* **本文**
有栖川記念公園3914

どうやらしばらく広尾に通うことになりそうです。今日も広尾に行きましたが、時間が空いたので、有栖川公園(有栖川宮記念公園)に行って時間を潰しました。今日も季節外れの「真夏日」でしたので、公園内の小川では近所の子どもたちがザリガニ捕りをしていました。

広尾では時間を潰すのに苦労します。マクドナルドも狭くていつも混雑しているので、とても入る気になりません。かといって、肩にセーターを巻いて、素足でモラシンをはいた、石田純一もどきのおっさんが通りに向かって足を組んですわっているような、おっしゃれなカフェにひとりで入る勇気はないし、北尾トロ氏ではないですが、「ルノアールはないのか?」と言いたくなります。ルノアールのない街はどうもなじめません。

もっとも、広尾も以前に比べると、なんだか華やかさがなくなり、街全体がくすんだような印象を受けました。なかでも広尾ガーデンの凋落がそれを象徴しているように思います。昔を知る人間としては、伊東屋や青山ブックセンターやソニープラザ(クリスマス限定店舗)のない広尾は、やはりさみしいものがあります。さらに同じようにランドマークだったナショナル麻布も今月いっぱいで閉店するそうで、じゃあこれからの季節、クリスマスカードはどこで買えばいいんだろうと思いました。広尾の街には、個人的に悲しい思い出もありますが、いいことなのか悪いことなのか、そういった思い出も一緒にくすんでしまったような感じでした。

* **データ行**
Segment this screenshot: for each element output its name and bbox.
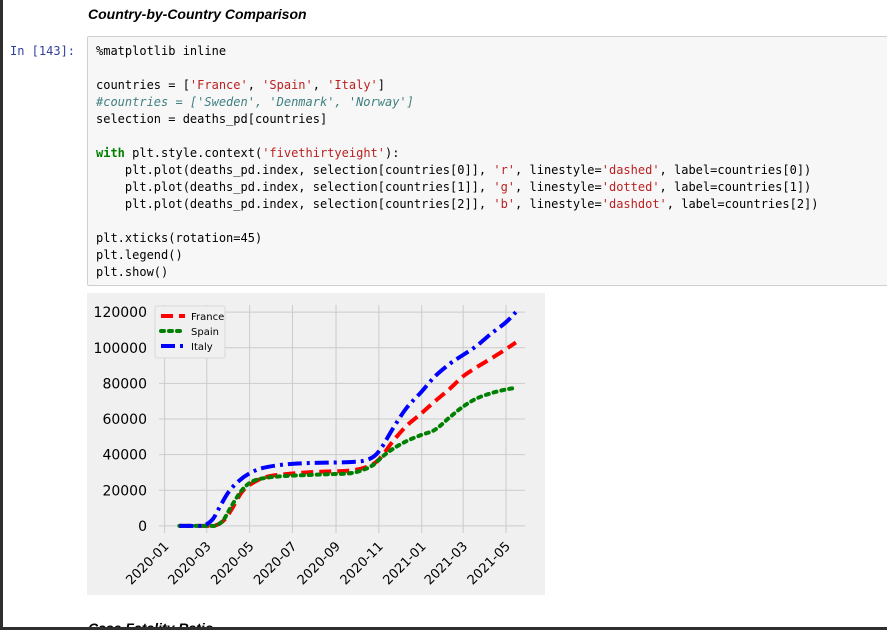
code-cell-editor[interactable]: %matplotlib inline countries = ['France'… [87, 36, 887, 286]
output-area: 0 20000 40000 60000 80000 100000 120000 2020-01… [87, 293, 545, 595]
code-line: %matplotlib inline [96, 44, 227, 58]
code-line: plt.xticks(rotation=45) [96, 231, 263, 245]
section-heading: Country-by-Country Comparison [88, 6, 307, 22]
bottom-divider [0, 627, 887, 630]
y-tick-label: 80000 [102, 376, 147, 392]
code-line: plt.plot(deaths_pd.index, selection[coun… [96, 180, 812, 194]
y-tick-label: 120000 [94, 305, 147, 321]
series-line-spain [177, 385, 518, 528]
code-line: with plt.style.context('fivethirtyeight'… [96, 146, 400, 160]
code-line: plt.show() [96, 265, 169, 279]
code-line: #countries = ['Sweden', 'Denmark', 'Norw… [96, 95, 414, 109]
y-tick-label: 60000 [102, 412, 147, 428]
input-prompt: In [143]: [10, 44, 76, 58]
code-line: countries = ['France', 'Spain', 'Italy'] [96, 78, 386, 92]
y-tick-label: 20000 [102, 483, 147, 499]
legend-label-france: France [191, 312, 224, 323]
cell-selection-bar [0, 0, 3, 630]
code-line: plt.legend() [96, 248, 183, 262]
code-line: plt.plot(deaths_pd.index, selection[coun… [96, 197, 819, 211]
next-section-heading: Case Fatality Ratio [88, 620, 214, 628]
legend-label-spain: Spain [191, 327, 219, 338]
y-tick-label: 40000 [102, 448, 147, 464]
code-text[interactable]: %matplotlib inline countries = ['France'… [96, 43, 819, 281]
line-chart: 0200004000060000800001000001200002020-01… [87, 293, 545, 595]
code-line: selection = deaths_pd[countries] [96, 112, 328, 126]
y-tick-label: 0 [138, 519, 147, 535]
legend-label-italy: Italy [191, 342, 213, 353]
y-tick-label: 100000 [94, 341, 147, 357]
code-line: plt.plot(deaths_pd.index, selection[coun… [96, 163, 812, 177]
series-line-italy [179, 310, 518, 528]
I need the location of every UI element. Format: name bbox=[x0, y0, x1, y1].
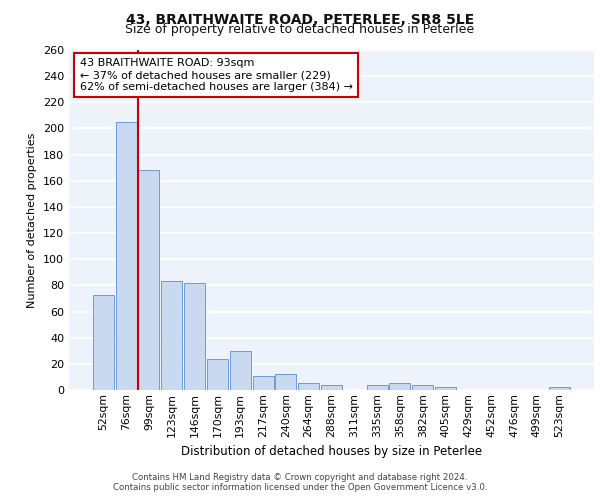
Bar bbox=[184, 283, 205, 390]
Bar bbox=[139, 170, 160, 390]
Text: Size of property relative to detached houses in Peterlee: Size of property relative to detached ho… bbox=[125, 24, 475, 36]
Bar bbox=[207, 358, 228, 390]
Bar bbox=[435, 388, 456, 390]
Bar bbox=[93, 294, 114, 390]
Text: 43, BRAITHWAITE ROAD, PETERLEE, SR8 5LE: 43, BRAITHWAITE ROAD, PETERLEE, SR8 5LE bbox=[126, 12, 474, 26]
Bar bbox=[161, 282, 182, 390]
Bar bbox=[412, 385, 433, 390]
Bar bbox=[321, 385, 342, 390]
X-axis label: Distribution of detached houses by size in Peterlee: Distribution of detached houses by size … bbox=[181, 445, 482, 458]
Text: Contains HM Land Registry data © Crown copyright and database right 2024.
Contai: Contains HM Land Registry data © Crown c… bbox=[113, 473, 487, 492]
Text: 43 BRAITHWAITE ROAD: 93sqm
← 37% of detached houses are smaller (229)
62% of sem: 43 BRAITHWAITE ROAD: 93sqm ← 37% of deta… bbox=[79, 58, 353, 92]
Bar bbox=[389, 384, 410, 390]
Bar bbox=[298, 384, 319, 390]
Bar bbox=[230, 351, 251, 390]
Y-axis label: Number of detached properties: Number of detached properties bbox=[28, 132, 37, 308]
Bar bbox=[367, 385, 388, 390]
Bar bbox=[549, 388, 570, 390]
Bar bbox=[116, 122, 137, 390]
Bar bbox=[275, 374, 296, 390]
Bar bbox=[253, 376, 274, 390]
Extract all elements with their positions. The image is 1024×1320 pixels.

* **課題**
(a) 広尾についての文章によると、今月いっぱいで閉店するランドマークはどこか。
(b) 広尾についての文章の続きを書いてください。

* **各課題の解答**
(a) ナショナル麻布

(b)
昨日、テレビの情報番組で、「セレブの街・六本木」の特集をしていましたが、それをみていて、どこが「セレブの街」なんだ?と思いました。足が地についてないような「如何にも」といった感じの会社や人間が多いのもこの界隈の特徴です。

「ガキみたいな女の子がどうして家賃が30万も40万もするようなマンションに住むことができるのか、一体なんの仕事をしているんだ?と思いますよ」と地元の人が言ってましたが、それが東京なのですね。いわばそれは「動体視力でみる東京」です。その女の子にしても、半年か1年もすればいなくなるのです。そして、また別の女の子がやってくる。そのくり返しなのです。

人間だけでなく会社もショップも同じです。あんな高い家賃のところに店を出して、ホントに採算が合うんだろうか?と考えるのは野暮なのです。みんな短いサイクルでどんどん入れ替わっていく。でも、私たちがみているのは、そのひとコマにすぎないのです。そして、「東京ってすごいな」「みんな、おしゃれでいい生活をして羨ましいなぁ」と思うのですね。

若い頃、六本木通りを車で走っていたとき、横の車線からベンツが強引に割り込んできたので、「どうしてベンツやBMWに乗っているのは、マナーの悪いやつが多いんだろう?」と言ったら、助手席に座っていた女の子から、「そんなことを言うとみじめになるだけだよ」と言われたことがありました。思わず首をしめてやろうかと思いましたが、運転中だったのでムッとして黙っていたら、「どうしたの? 急に黙って」と言われました。長い髪をなびかせ颯爽とした足取りで前から歩いてくるモデル風の女の子をみていたら、ふとそんなことを思い出しました。妙なことはいつまでも覚えているものです。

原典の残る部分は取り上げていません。